§ **Task brief**: Repeat every line below exactly as it reads.

§ **Information provided**:
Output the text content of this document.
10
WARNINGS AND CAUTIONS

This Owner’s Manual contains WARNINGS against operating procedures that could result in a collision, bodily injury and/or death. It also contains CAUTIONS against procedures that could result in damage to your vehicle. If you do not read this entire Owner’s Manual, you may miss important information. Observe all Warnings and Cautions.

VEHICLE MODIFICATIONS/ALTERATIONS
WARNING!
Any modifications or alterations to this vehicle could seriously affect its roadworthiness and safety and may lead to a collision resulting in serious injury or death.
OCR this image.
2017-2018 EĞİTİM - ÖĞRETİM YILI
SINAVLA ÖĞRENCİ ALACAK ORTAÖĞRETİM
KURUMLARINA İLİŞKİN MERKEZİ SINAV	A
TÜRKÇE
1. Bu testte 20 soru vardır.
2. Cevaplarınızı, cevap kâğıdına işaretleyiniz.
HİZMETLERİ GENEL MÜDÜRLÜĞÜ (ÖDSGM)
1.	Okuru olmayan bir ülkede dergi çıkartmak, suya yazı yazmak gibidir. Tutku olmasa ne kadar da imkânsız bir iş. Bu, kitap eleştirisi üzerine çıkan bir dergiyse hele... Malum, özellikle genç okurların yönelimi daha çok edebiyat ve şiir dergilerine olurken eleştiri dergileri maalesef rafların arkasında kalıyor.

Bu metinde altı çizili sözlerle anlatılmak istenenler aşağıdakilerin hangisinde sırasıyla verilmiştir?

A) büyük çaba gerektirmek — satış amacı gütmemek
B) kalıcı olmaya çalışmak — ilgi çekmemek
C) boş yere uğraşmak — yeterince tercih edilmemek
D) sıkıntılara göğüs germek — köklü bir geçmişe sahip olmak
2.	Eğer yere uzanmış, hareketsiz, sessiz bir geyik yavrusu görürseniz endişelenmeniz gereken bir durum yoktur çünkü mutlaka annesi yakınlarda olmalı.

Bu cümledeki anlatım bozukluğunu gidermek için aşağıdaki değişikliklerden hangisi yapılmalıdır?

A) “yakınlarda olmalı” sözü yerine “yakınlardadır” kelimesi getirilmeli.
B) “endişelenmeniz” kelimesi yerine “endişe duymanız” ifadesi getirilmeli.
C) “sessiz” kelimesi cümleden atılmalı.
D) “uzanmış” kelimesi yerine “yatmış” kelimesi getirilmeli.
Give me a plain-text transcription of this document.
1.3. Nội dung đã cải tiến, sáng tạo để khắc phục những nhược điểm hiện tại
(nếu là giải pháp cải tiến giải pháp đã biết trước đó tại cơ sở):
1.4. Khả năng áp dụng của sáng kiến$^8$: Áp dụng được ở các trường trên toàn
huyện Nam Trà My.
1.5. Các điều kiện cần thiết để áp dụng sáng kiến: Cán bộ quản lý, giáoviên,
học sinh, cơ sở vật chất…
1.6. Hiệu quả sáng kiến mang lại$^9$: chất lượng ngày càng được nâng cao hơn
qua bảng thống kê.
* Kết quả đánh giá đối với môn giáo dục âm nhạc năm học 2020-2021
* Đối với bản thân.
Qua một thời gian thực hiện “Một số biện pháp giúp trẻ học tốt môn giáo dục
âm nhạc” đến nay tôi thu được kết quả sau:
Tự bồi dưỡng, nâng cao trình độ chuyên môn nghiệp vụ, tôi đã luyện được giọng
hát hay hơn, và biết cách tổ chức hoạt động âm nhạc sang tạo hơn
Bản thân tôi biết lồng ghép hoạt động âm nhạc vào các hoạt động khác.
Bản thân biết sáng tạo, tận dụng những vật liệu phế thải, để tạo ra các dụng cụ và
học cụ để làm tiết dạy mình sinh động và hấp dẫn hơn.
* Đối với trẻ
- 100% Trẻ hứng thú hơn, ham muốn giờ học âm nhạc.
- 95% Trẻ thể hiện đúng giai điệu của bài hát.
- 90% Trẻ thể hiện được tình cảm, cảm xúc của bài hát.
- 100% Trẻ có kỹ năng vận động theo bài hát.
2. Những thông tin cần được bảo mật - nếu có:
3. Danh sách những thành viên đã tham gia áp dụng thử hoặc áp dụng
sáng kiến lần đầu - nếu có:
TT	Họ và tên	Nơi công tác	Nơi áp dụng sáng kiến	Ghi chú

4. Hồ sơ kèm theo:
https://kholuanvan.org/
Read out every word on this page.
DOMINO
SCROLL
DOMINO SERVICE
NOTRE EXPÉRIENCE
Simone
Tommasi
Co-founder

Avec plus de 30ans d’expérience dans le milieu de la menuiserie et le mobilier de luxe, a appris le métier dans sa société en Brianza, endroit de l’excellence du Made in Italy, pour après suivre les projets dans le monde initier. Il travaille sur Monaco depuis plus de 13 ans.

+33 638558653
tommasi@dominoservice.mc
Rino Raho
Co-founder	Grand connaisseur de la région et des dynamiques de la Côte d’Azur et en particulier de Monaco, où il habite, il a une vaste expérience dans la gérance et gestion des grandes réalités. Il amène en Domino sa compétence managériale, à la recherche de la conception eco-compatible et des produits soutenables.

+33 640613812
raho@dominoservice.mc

§ **The result**:
Output the text content of this document.
10
WARNINGS AND CAUTIONS

This Owner’s Manual contains WARNINGS against operating procedures that could result in a collision, bodily injury and/or death. It also contains CAUTIONS against procedures that could result in damage to your vehicle. If you do not read this entire Owner’s Manual, you may miss important information. Observe all Warnings and Cautions.

VEHICLE MODIFICATIONS/ALTERATIONS
WARNING!
Any modifications or alterations to this vehicle could seriously affect its roadworthiness and safety and may lead to a collision resulting in serious injury or death.
OCR this image.
2017-2018 EĞİTİM - ÖĞRETİM YILI
SINAVLA ÖĞRENCİ ALACAK ORTAÖĞRETİM
KURUMLARINA İLİŞKİN MERKEZİ SINAV	A
TÜRKÇE
1. Bu testte 20 soru vardır.
2. Cevaplarınızı, cevap kâğıdına işaretleyiniz.
HİZMETLERİ GENEL MÜDÜRLÜĞÜ (ÖDSGM)
1.	Okuru olmayan bir ülkede dergi çıkartmak, suya yazı yazmak gibidir. Tutku olmasa ne kadar da imkânsız bir iş. Bu, kitap eleştirisi üzerine çıkan bir dergiyse hele... Malum, özellikle genç okurların yönelimi daha çok edebiyat ve şiir dergilerine olurken eleştiri dergileri maalesef rafların arkasında kalıyor.

Bu metinde altı çizili sözlerle anlatılmak istenenler aşağıdakilerin hangisinde sırasıyla verilmiştir?

A) büyük çaba gerektirmek — satış amacı gütmemek
B) kalıcı olmaya çalışmak — ilgi çekmemek
C) boş yere uğraşmak — yeterince tercih edilmemek
D) sıkıntılara göğüs germek — köklü bir geçmişe sahip olmak
2.	Eğer yere uzanmış, hareketsiz, sessiz bir geyik yavrusu görürseniz endişelenmeniz gereken bir durum yoktur çünkü mutlaka annesi yakınlarda olmalı.

Bu cümledeki anlatım bozukluğunu gidermek için aşağıdaki değişikliklerden hangisi yapılmalıdır?

A) “yakınlarda olmalı” sözü yerine “yakınlardadır” kelimesi getirilmeli.
B) “endişelenmeniz” kelimesi yerine “endişe duymanız” ifadesi getirilmeli.
C) “sessiz” kelimesi cümleden atılmalı.
D) “uzanmış” kelimesi yerine “yatmış” kelimesi getirilmeli.
Give me a plain-text transcription of this document.
1.3. Nội dung đã cải tiến, sáng tạo để khắc phục những nhược điểm hiện tại
(nếu là giải pháp cải tiến giải pháp đã biết trước đó tại cơ sở):
1.4. Khả năng áp dụng của sáng kiến$^8$: Áp dụng được ở các trường trên toàn
huyện Nam Trà My.
1.5. Các điều kiện cần thiết để áp dụng sáng kiến: Cán bộ quản lý, giáoviên,
học sinh, cơ sở vật chất…
1.6. Hiệu quả sáng kiến mang lại$^9$: chất lượng ngày càng được nâng cao hơn
qua bảng thống kê.
* Kết quả đánh giá đối với môn giáo dục âm nhạc năm học 2020-2021
* Đối với bản thân.
Qua một thời gian thực hiện “Một số biện pháp giúp trẻ học tốt môn giáo dục
âm nhạc” đến nay tôi thu được kết quả sau:
Tự bồi dưỡng, nâng cao trình độ chuyên môn nghiệp vụ, tôi đã luyện được giọng
hát hay hơn, và biết cách tổ chức hoạt động âm nhạc sang tạo hơn
Bản thân tôi biết lồng ghép hoạt động âm nhạc vào các hoạt động khác.
Bản thân biết sáng tạo, tận dụng những vật liệu phế thải, để tạo ra các dụng cụ và
học cụ để làm tiết dạy mình sinh động và hấp dẫn hơn.
* Đối với trẻ
- 100% Trẻ hứng thú hơn, ham muốn giờ học âm nhạc.
- 95% Trẻ thể hiện đúng giai điệu của bài hát.
- 90% Trẻ thể hiện được tình cảm, cảm xúc của bài hát.
- 100% Trẻ có kỹ năng vận động theo bài hát.
2. Những thông tin cần được bảo mật - nếu có:
3. Danh sách những thành viên đã tham gia áp dụng thử hoặc áp dụng
sáng kiến lần đầu - nếu có:
TT	Họ và tên	Nơi công tác	Nơi áp dụng sáng kiến	Ghi chú

4. Hồ sơ kèm theo:
https://kholuanvan.org/
Read out every word on this page.
DOMINO
SCROLL
DOMINO SERVICE
NOTRE EXPÉRIENCE
Simone
Tommasi
Co-founder

Avec plus de 30ans d’expérience dans le milieu de la menuiserie et le mobilier de luxe, a appris le métier dans sa société en Brianza, endroit de l’excellence du Made in Italy, pour après suivre les projets dans le monde initier. Il travaille sur Monaco depuis plus de 13 ans.

+33 638558653
tommasi@dominoservice.mc
Rino Raho
Co-founder	Grand connaisseur de la région et des dynamiques de la Côte d’Azur et en particulier de Monaco, où il habite, il a une vaste expérience dans la gérance et gestion des grandes réalités. Il amène en Domino sa compétence managériale, à la recherche de la conception eco-compatible et des produits soutenables.

+33 640613812
raho@dominoservice.mc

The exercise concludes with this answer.